(Figure collection entries)
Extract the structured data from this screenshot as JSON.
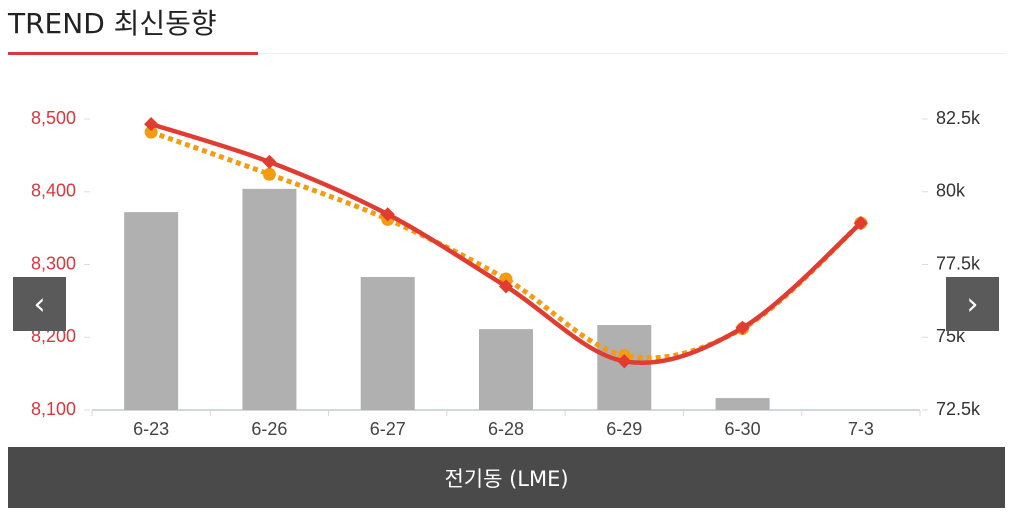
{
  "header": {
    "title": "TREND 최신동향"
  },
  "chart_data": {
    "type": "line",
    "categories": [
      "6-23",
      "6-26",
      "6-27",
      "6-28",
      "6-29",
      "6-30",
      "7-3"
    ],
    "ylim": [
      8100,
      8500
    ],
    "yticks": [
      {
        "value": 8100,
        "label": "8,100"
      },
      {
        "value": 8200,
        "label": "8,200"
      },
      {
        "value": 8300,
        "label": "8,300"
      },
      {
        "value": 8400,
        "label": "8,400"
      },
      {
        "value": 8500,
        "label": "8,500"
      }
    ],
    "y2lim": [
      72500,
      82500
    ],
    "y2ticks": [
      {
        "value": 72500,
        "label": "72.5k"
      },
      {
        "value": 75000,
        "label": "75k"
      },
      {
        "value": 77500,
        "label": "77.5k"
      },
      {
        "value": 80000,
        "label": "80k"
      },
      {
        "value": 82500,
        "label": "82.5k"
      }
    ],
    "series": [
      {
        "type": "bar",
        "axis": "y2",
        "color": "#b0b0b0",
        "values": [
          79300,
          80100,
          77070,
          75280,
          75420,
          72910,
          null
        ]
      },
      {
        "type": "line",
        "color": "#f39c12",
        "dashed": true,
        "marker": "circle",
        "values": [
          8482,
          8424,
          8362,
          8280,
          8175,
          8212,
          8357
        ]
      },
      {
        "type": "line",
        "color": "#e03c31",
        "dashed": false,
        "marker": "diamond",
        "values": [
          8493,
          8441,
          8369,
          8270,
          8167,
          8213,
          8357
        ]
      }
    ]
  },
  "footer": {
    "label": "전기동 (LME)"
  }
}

Instruction – Show every line from the entries above in which the word "type" appears.

Answer to the problem –
    "type": "line",
        "type": "bar",
        "type": "line",
        "type": "line",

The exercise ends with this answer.